__Objective__
Copy out every one of the rows below word for word, omitting the pictures.

* begin Task data *

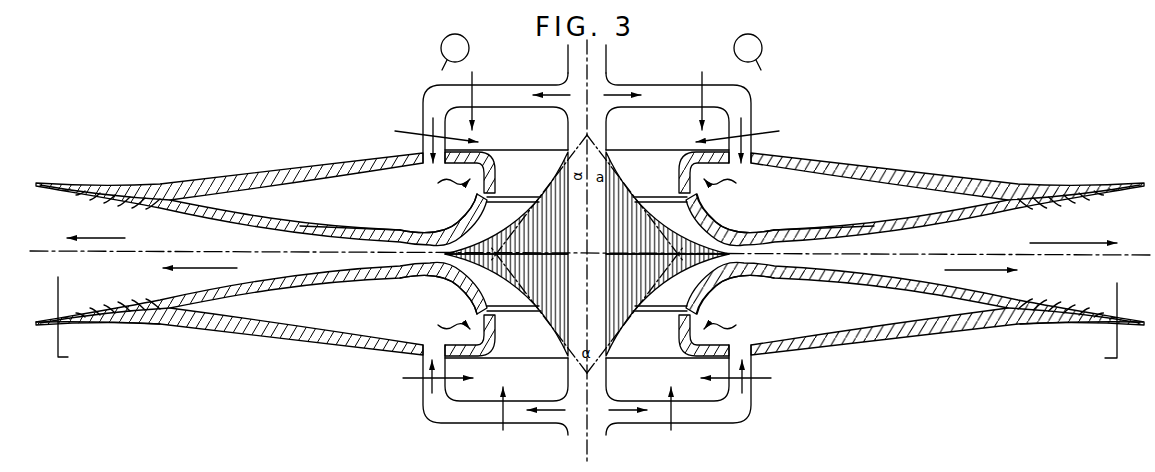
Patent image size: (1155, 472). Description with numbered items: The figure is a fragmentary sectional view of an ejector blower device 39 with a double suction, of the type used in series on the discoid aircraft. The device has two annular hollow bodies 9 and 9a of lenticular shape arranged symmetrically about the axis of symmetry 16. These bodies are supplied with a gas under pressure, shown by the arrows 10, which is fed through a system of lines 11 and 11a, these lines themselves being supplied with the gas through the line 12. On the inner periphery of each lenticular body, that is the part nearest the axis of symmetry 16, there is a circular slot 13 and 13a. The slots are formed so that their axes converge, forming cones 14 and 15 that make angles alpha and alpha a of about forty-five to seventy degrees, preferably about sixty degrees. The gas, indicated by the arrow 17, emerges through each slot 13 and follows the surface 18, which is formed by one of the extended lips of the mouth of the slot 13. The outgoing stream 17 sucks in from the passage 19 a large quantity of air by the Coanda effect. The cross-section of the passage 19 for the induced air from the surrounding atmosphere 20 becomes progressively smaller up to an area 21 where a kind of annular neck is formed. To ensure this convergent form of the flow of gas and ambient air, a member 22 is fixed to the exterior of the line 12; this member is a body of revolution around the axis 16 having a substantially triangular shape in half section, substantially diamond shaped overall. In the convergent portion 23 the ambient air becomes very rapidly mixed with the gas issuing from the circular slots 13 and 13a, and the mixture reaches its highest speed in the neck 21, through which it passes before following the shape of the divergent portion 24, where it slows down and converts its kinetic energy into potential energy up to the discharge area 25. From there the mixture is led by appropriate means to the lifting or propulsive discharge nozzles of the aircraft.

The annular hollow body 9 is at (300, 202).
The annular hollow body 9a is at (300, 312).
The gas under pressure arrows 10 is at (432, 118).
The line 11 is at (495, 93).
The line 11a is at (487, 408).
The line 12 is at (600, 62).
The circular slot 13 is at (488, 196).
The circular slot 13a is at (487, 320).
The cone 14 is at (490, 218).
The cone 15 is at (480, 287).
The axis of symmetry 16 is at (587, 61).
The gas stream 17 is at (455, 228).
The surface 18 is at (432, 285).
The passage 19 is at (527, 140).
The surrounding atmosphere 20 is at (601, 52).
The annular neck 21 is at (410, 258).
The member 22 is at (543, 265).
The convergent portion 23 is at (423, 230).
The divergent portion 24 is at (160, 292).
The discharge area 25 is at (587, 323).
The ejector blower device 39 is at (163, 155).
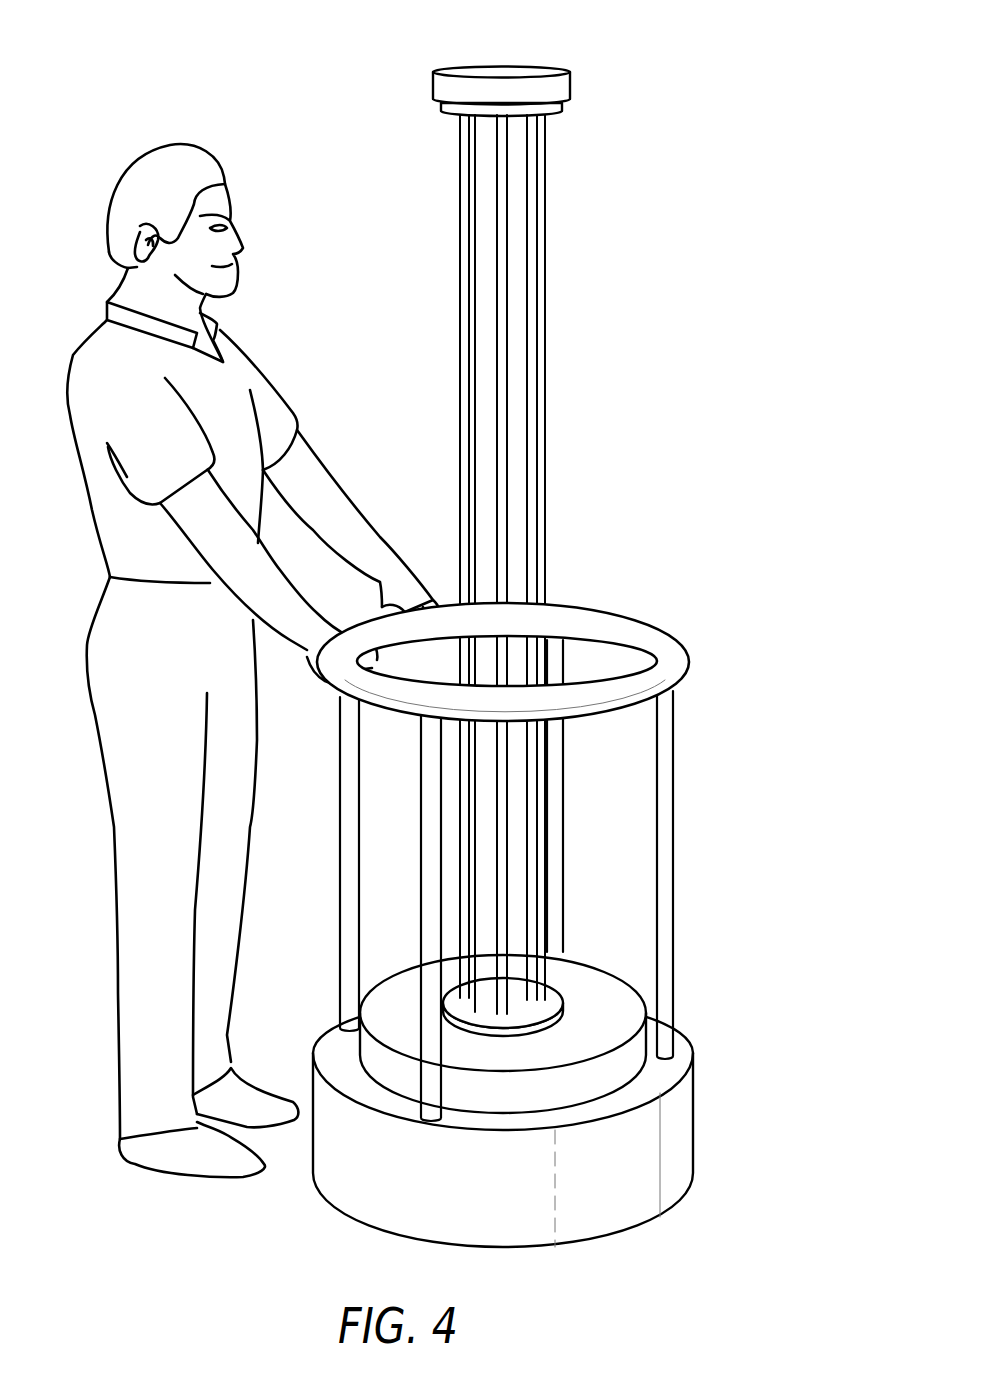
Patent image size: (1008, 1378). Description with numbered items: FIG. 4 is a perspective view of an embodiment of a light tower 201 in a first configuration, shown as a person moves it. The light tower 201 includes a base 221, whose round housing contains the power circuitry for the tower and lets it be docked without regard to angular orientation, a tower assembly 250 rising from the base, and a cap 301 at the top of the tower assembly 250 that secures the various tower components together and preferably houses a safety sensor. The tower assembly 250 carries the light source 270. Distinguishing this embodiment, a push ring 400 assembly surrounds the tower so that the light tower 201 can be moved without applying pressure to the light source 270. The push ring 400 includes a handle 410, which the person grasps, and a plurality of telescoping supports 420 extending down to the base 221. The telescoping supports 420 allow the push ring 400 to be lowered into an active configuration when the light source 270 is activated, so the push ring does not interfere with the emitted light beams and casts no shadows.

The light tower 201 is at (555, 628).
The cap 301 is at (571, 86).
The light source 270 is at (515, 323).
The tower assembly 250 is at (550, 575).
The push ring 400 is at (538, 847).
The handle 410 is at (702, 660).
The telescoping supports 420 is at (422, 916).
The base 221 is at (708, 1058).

* end Task data *

__Task solution__
Patent image size: (1155, 472). Description with numbered items: The figure is a fragmentary sectional view of an ejector blower device 39 with a double suction, of the type used in series on the discoid aircraft. The device has two annular hollow bodies 9 and 9a of lenticular shape arranged symmetrically about the axis of symmetry 16. These bodies are supplied with a gas under pressure, shown by the arrows 10, which is fed through a system of lines 11 and 11a, these lines themselves being supplied with the gas through the line 12. On the inner periphery of each lenticular body, that is the part nearest the axis of symmetry 16, there is a circular slot 13 and 13a. The slots are formed so that their axes converge, forming cones 14 and 15 that make angles alpha and alpha a of about forty-five to seventy degrees, preferably about sixty degrees. The gas, indicated by the arrow 17, emerges through each slot 13 and follows the surface 18, which is formed by one of the extended lips of the mouth of the slot 13. The outgoing stream 17 sucks in from the passage 19 a large quantity of air by the Coanda effect. The cross-section of the passage 19 for the induced air from the surrounding atmosphere 20 becomes progressively smaller up to an area 21 where a kind of annular neck is formed. To ensure this convergent form of the flow of gas and ambient air, a member 22 is fixed to the exterior of the line 12; this member is a body of revolution around the axis 16 having a substantially triangular shape in half section, substantially diamond shaped overall. In the convergent portion 23 the ambient air becomes very rapidly mixed with the gas issuing from the circular slots 13 and 13a, and the mixture reaches its highest speed in the neck 21, through which it passes before following the shape of the divergent portion 24, where it slows down and converts its kinetic energy into potential energy up to the discharge area 25. From there the mixture is led by appropriate means to the lifting or propulsive discharge nozzles of the aircraft.

The annular hollow body 9 is at (300, 202).
The annular hollow body 9a is at (300, 312).
The gas under pressure arrows 10 is at (432, 118).
The line 11 is at (495, 93).
The line 11a is at (487, 408).
The line 12 is at (600, 62).
The circular slot 13 is at (488, 196).
The circular slot 13a is at (487, 320).
The cone 14 is at (490, 218).
The cone 15 is at (480, 287).
The axis of symmetry 16 is at (587, 61).
The gas stream 17 is at (455, 228).
The surface 18 is at (432, 285).
The passage 19 is at (527, 140).
The surrounding atmosphere 20 is at (601, 52).
The annular neck 21 is at (410, 258).
The member 22 is at (543, 265).
The convergent portion 23 is at (423, 230).
The divergent portion 24 is at (160, 292).
The discharge area 25 is at (587, 323).
The ejector blower device 39 is at (163, 155).
Patent image size: (1008, 1378). Description with numbered items: FIG. 4 is a perspective view of an embodiment of a light tower 201 in a first configuration, shown as a person moves it. The light tower 201 includes a base 221, whose round housing contains the power circuitry for the tower and lets it be docked without regard to angular orientation, a tower assembly 250 rising from the base, and a cap 301 at the top of the tower assembly 250 that secures the various tower components together and preferably houses a safety sensor. The tower assembly 250 carries the light source 270. Distinguishing this embodiment, a push ring 400 assembly surrounds the tower so that the light tower 201 can be moved without applying pressure to the light source 270. The push ring 400 includes a handle 410, which the person grasps, and a plurality of telescoping supports 420 extending down to the base 221. The telescoping supports 420 allow the push ring 400 to be lowered into an active configuration when the light source 270 is activated, so the push ring does not interfere with the emitted light beams and casts no shadows.

The light tower 201 is at (555, 628).
The cap 301 is at (571, 86).
The light source 270 is at (515, 323).
The tower assembly 250 is at (550, 575).
The push ring 400 is at (538, 847).
The handle 410 is at (702, 660).
The telescoping supports 420 is at (422, 916).
The base 221 is at (708, 1058).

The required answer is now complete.